• **Written instruction**
Exactly as they appear, output all of the entries.

— Start Record list —

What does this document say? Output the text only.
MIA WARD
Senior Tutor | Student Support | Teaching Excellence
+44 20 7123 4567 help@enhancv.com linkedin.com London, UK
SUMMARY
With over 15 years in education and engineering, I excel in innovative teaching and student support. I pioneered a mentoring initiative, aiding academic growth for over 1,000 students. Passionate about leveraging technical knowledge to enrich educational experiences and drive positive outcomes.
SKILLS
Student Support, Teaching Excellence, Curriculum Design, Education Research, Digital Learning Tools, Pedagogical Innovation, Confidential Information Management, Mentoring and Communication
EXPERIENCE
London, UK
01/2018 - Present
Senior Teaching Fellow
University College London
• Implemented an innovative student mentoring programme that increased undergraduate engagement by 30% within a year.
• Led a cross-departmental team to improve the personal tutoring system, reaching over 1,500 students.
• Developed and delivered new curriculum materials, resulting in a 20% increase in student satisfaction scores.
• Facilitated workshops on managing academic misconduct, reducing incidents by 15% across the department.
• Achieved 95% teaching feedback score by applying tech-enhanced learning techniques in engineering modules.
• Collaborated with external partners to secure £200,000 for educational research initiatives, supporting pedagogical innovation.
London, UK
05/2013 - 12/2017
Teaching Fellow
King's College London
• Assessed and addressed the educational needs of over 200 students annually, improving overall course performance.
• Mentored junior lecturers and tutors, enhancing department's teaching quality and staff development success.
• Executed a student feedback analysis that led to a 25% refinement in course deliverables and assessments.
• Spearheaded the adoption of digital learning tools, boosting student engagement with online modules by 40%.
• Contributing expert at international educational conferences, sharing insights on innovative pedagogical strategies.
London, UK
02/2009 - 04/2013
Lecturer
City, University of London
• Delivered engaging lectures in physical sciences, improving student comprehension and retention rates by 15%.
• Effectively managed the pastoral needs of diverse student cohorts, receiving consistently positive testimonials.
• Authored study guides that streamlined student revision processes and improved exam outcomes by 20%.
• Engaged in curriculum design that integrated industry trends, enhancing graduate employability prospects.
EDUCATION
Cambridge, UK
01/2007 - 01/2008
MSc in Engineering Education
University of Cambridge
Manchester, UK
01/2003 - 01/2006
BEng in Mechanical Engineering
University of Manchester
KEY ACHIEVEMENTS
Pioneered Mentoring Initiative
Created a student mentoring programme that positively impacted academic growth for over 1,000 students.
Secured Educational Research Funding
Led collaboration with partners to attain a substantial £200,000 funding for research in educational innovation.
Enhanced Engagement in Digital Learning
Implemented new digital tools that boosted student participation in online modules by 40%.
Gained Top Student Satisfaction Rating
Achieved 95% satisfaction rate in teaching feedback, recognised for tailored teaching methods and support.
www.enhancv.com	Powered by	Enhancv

— End Record list —

• **Solution below**
What does this document say? Output the text only.
MIA WARD
Senior Tutor | Student Support | Teaching Excellence
+44 20 7123 4567 help@enhancv.com linkedin.com London, UK
SUMMARY
With over 15 years in education and engineering, I excel in innovative teaching and student support. I pioneered a mentoring initiative, aiding academic growth for over 1,000 students. Passionate about leveraging technical knowledge to enrich educational experiences and drive positive outcomes.
SKILLS
Student Support, Teaching Excellence, Curriculum Design, Education Research, Digital Learning Tools, Pedagogical Innovation, Confidential Information Management, Mentoring and Communication
EXPERIENCE
London, UK
01/2018 - Present
Senior Teaching Fellow
University College London
• Implemented an innovative student mentoring programme that increased undergraduate engagement by 30% within a year.
• Led a cross-departmental team to improve the personal tutoring system, reaching over 1,500 students.
• Developed and delivered new curriculum materials, resulting in a 20% increase in student satisfaction scores.
• Facilitated workshops on managing academic misconduct, reducing incidents by 15% across the department.
• Achieved 95% teaching feedback score by applying tech-enhanced learning techniques in engineering modules.
• Collaborated with external partners to secure £200,000 for educational research initiatives, supporting pedagogical innovation.
London, UK
05/2013 - 12/2017
Teaching Fellow
King's College London
• Assessed and addressed the educational needs of over 200 students annually, improving overall course performance.
• Mentored junior lecturers and tutors, enhancing department's teaching quality and staff development success.
• Executed a student feedback analysis that led to a 25% refinement in course deliverables and assessments.
• Spearheaded the adoption of digital learning tools, boosting student engagement with online modules by 40%.
• Contributing expert at international educational conferences, sharing insights on innovative pedagogical strategies.
London, UK
02/2009 - 04/2013
Lecturer
City, University of London
• Delivered engaging lectures in physical sciences, improving student comprehension and retention rates by 15%.
• Effectively managed the pastoral needs of diverse student cohorts, receiving consistently positive testimonials.
• Authored study guides that streamlined student revision processes and improved exam outcomes by 20%.
• Engaged in curriculum design that integrated industry trends, enhancing graduate employability prospects.
EDUCATION
Cambridge, UK
01/2007 - 01/2008
MSc in Engineering Education
University of Cambridge
Manchester, UK
01/2003 - 01/2006
BEng in Mechanical Engineering
University of Manchester
KEY ACHIEVEMENTS
Pioneered Mentoring Initiative
Created a student mentoring programme that positively impacted academic growth for over 1,000 students.
Secured Educational Research Funding
Led collaboration with partners to attain a substantial £200,000 funding for research in educational innovation.
Enhanced Engagement in Digital Learning
Implemented new digital tools that boosted student participation in online modules by 40%.
Gained Top Student Satisfaction Rating
Achieved 95% satisfaction rate in teaching feedback, recognised for tailored teaching methods and support.
www.enhancv.com	Powered by	Enhancv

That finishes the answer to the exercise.